**The task**
Write the entries out again exactly as they stand, but without the pictures.

* Start *

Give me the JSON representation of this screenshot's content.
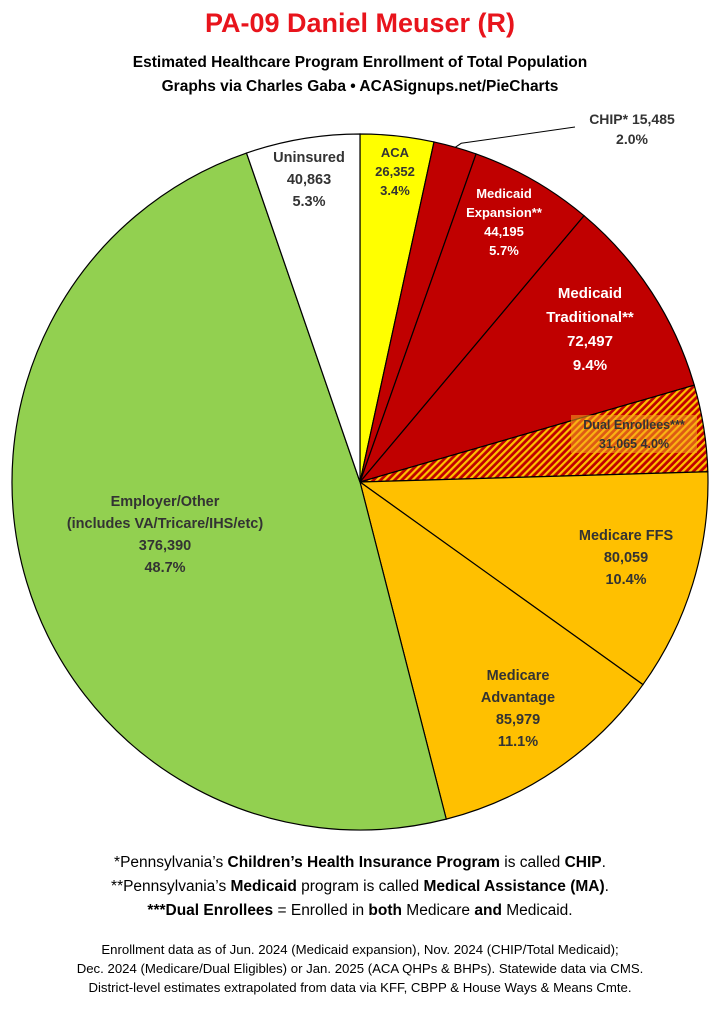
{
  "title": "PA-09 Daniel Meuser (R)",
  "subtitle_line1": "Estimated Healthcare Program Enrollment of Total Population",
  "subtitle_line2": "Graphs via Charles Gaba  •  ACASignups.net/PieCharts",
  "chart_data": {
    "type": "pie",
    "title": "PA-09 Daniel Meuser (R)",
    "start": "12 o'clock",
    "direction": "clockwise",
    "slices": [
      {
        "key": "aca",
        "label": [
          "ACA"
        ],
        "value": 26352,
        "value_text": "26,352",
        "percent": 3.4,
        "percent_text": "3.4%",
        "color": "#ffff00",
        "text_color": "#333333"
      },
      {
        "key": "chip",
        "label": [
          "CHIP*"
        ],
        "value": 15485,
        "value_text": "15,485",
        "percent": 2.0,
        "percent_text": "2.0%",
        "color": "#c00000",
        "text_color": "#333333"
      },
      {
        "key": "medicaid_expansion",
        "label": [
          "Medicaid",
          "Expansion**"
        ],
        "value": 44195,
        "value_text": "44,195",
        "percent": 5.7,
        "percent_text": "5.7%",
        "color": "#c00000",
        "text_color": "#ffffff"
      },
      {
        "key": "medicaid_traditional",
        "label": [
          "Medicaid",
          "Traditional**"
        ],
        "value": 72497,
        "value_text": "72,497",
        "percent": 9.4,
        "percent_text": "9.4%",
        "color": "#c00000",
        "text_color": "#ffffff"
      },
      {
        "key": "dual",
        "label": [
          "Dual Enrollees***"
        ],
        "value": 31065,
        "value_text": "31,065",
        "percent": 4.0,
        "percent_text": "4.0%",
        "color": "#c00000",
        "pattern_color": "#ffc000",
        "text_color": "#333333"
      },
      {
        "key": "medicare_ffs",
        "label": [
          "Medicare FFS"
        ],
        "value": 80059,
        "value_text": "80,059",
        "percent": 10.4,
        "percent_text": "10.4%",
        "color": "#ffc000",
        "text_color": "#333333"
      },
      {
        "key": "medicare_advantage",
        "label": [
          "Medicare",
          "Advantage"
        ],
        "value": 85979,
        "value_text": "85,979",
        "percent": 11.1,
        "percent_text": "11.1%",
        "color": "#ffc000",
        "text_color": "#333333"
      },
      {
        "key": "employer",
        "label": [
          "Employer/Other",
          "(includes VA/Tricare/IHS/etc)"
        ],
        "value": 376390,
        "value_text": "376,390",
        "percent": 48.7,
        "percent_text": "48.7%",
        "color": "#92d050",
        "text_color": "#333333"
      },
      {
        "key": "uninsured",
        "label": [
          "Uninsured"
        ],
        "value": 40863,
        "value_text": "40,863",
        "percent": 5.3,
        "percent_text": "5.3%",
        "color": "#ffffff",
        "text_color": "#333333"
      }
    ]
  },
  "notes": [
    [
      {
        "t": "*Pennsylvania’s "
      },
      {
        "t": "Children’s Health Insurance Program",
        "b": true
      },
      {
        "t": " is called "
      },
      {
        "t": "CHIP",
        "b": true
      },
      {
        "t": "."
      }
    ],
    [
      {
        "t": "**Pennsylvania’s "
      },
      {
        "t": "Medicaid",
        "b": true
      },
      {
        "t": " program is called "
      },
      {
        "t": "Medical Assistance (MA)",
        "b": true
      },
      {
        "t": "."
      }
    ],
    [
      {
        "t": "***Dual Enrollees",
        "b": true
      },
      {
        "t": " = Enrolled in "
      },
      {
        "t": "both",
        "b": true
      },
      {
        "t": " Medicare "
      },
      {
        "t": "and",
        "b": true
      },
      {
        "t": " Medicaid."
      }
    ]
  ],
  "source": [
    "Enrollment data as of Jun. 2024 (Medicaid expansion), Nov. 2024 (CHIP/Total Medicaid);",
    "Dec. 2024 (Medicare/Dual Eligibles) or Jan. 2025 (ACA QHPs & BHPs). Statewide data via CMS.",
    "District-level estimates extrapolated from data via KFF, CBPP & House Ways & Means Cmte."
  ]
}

* End *

**Response**
Give me the JSON representation of this screenshot's content.
{
  "title": "PA-09 Daniel Meuser (R)",
  "subtitle_line1": "Estimated Healthcare Program Enrollment of Total Population",
  "subtitle_line2": "Graphs via Charles Gaba  •  ACASignups.net/PieCharts",
  "chart_data": {
    "type": "pie",
    "title": "PA-09 Daniel Meuser (R)",
    "start": "12 o'clock",
    "direction": "clockwise",
    "slices": [
      {
        "key": "aca",
        "label": [
          "ACA"
        ],
        "value": 26352,
        "value_text": "26,352",
        "percent": 3.4,
        "percent_text": "3.4%",
        "color": "#ffff00",
        "text_color": "#333333"
      },
      {
        "key": "chip",
        "label": [
          "CHIP*"
        ],
        "value": 15485,
        "value_text": "15,485",
        "percent": 2.0,
        "percent_text": "2.0%",
        "color": "#c00000",
        "text_color": "#333333"
      },
      {
        "key": "medicaid_expansion",
        "label": [
          "Medicaid",
          "Expansion**"
        ],
        "value": 44195,
        "value_text": "44,195",
        "percent": 5.7,
        "percent_text": "5.7%",
        "color": "#c00000",
        "text_color": "#ffffff"
      },
      {
        "key": "medicaid_traditional",
        "label": [
          "Medicaid",
          "Traditional**"
        ],
        "value": 72497,
        "value_text": "72,497",
        "percent": 9.4,
        "percent_text": "9.4%",
        "color": "#c00000",
        "text_color": "#ffffff"
      },
      {
        "key": "dual",
        "label": [
          "Dual Enrollees***"
        ],
        "value": 31065,
        "value_text": "31,065",
        "percent": 4.0,
        "percent_text": "4.0%",
        "color": "#c00000",
        "pattern_color": "#ffc000",
        "text_color": "#333333"
      },
      {
        "key": "medicare_ffs",
        "label": [
          "Medicare FFS"
        ],
        "value": 80059,
        "value_text": "80,059",
        "percent": 10.4,
        "percent_text": "10.4%",
        "color": "#ffc000",
        "text_color": "#333333"
      },
      {
        "key": "medicare_advantage",
        "label": [
          "Medicare",
          "Advantage"
        ],
        "value": 85979,
        "value_text": "85,979",
        "percent": 11.1,
        "percent_text": "11.1%",
        "color": "#ffc000",
        "text_color": "#333333"
      },
      {
        "key": "employer",
        "label": [
          "Employer/Other",
          "(includes VA/Tricare/IHS/etc)"
        ],
        "value": 376390,
        "value_text": "376,390",
        "percent": 48.7,
        "percent_text": "48.7%",
        "color": "#92d050",
        "text_color": "#333333"
      },
      {
        "key": "uninsured",
        "label": [
          "Uninsured"
        ],
        "value": 40863,
        "value_text": "40,863",
        "percent": 5.3,
        "percent_text": "5.3%",
        "color": "#ffffff",
        "text_color": "#333333"
      }
    ]
  },
  "notes": [
    [
      {
        "t": "*Pennsylvania’s "
      },
      {
        "t": "Children’s Health Insurance Program",
        "b": true
      },
      {
        "t": " is called "
      },
      {
        "t": "CHIP",
        "b": true
      },
      {
        "t": "."
      }
    ],
    [
      {
        "t": "**Pennsylvania’s "
      },
      {
        "t": "Medicaid",
        "b": true
      },
      {
        "t": " program is called "
      },
      {
        "t": "Medical Assistance (MA)",
        "b": true
      },
      {
        "t": "."
      }
    ],
    [
      {
        "t": "***Dual Enrollees",
        "b": true
      },
      {
        "t": " = Enrolled in "
      },
      {
        "t": "both",
        "b": true
      },
      {
        "t": " Medicare "
      },
      {
        "t": "and",
        "b": true
      },
      {
        "t": " Medicaid."
      }
    ]
  ],
  "source": [
    "Enrollment data as of Jun. 2024 (Medicaid expansion), Nov. 2024 (CHIP/Total Medicaid);",
    "Dec. 2024 (Medicare/Dual Eligibles) or Jan. 2025 (ACA QHPs & BHPs). Statewide data via CMS.",
    "District-level estimates extrapolated from data via KFF, CBPP & House Ways & Means Cmte."
  ]
}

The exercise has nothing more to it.